# [Given information]
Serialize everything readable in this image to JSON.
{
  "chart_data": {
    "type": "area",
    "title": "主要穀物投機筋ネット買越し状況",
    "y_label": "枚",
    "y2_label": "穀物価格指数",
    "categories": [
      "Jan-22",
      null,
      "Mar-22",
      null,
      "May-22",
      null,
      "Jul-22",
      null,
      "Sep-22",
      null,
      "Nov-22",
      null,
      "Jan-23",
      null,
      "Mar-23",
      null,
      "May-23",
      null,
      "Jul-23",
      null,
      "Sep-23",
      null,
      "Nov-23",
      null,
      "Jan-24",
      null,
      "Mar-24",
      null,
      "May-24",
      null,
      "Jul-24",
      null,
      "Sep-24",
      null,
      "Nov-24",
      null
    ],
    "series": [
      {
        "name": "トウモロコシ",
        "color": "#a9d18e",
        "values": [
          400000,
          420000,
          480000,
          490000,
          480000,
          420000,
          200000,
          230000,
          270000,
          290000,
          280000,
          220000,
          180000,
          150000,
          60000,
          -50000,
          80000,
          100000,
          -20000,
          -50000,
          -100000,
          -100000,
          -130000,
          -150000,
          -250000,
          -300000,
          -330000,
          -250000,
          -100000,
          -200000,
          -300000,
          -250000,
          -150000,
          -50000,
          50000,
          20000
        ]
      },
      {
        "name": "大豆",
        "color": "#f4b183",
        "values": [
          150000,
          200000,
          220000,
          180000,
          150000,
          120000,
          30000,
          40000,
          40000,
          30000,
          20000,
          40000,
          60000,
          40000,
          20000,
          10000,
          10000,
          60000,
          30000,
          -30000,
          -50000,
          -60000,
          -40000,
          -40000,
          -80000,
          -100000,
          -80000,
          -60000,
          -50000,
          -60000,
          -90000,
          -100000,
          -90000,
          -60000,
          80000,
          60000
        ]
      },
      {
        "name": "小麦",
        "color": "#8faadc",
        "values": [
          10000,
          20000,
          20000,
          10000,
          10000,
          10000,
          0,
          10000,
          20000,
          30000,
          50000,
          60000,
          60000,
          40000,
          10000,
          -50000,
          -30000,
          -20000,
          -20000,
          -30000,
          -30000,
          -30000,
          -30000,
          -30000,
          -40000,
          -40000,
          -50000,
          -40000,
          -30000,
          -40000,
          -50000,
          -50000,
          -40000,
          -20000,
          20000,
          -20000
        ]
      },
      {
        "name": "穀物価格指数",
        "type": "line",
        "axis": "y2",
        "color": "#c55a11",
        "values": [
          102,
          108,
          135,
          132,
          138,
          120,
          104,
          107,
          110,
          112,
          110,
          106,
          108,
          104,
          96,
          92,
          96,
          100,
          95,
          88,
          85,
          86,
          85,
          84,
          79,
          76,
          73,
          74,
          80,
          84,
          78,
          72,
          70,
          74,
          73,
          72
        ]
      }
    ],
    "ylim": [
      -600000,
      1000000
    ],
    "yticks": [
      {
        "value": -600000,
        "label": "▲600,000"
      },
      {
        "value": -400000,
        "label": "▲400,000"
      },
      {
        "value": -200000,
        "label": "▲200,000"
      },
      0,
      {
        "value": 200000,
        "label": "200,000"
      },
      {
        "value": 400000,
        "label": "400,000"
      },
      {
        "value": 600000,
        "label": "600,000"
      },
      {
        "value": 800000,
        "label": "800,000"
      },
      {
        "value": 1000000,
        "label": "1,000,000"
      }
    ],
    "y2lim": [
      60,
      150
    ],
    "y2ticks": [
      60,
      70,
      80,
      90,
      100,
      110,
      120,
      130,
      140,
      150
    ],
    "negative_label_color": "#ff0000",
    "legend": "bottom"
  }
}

# [Objective]
From the entries above, collect every line with the string "name" in it.

# [Exercise solution]
        "name": "トウモロコシ",
        "name": "大豆",
        "name": "小麦",
        "name": "穀物価格指数",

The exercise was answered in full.